Supplied data start

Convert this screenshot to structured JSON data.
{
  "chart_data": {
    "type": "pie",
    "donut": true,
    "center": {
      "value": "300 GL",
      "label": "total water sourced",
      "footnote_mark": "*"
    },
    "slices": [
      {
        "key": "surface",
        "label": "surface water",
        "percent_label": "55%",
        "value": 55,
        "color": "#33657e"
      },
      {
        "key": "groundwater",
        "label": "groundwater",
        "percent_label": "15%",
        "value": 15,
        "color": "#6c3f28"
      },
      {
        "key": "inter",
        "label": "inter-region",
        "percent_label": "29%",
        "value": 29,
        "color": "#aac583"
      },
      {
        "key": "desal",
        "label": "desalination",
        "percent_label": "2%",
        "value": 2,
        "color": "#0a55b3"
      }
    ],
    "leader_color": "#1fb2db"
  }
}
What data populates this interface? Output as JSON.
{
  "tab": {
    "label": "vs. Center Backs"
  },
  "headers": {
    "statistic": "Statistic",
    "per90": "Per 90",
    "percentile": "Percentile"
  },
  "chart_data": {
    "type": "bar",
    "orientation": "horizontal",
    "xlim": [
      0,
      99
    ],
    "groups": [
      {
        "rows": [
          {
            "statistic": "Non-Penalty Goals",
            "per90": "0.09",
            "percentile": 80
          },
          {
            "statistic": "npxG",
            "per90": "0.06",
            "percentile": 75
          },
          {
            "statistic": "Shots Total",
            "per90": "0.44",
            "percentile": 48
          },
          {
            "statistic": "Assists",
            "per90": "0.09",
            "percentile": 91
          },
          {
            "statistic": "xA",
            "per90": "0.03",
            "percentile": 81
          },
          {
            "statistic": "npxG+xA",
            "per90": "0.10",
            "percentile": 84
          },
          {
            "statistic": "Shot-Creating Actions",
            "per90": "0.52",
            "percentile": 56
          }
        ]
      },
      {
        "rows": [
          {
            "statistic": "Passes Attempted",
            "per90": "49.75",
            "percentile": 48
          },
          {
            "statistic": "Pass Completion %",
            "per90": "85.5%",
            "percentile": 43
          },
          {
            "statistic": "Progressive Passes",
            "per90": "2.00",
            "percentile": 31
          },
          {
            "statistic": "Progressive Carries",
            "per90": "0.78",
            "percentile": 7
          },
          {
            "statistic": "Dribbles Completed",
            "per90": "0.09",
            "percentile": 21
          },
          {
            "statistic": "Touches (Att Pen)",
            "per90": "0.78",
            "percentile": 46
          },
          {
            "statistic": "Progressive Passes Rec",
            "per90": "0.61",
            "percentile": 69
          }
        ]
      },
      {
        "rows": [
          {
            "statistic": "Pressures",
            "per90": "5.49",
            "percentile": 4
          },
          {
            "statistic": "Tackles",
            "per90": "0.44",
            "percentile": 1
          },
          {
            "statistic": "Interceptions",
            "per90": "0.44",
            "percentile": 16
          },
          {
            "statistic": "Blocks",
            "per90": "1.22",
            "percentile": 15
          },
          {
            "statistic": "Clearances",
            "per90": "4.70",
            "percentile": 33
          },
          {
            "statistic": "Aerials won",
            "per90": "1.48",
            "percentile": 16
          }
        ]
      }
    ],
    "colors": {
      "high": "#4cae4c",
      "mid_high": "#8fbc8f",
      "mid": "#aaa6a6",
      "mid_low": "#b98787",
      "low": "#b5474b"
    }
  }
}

Supplied data end

| What to produce |
Only lines that contain the word "Progressive" are wanted; copy each of them.

| Correct output |
            "statistic": "Progressive Passes",
            "statistic": "Progressive Carries",
            "statistic": "Progressive Passes Rec",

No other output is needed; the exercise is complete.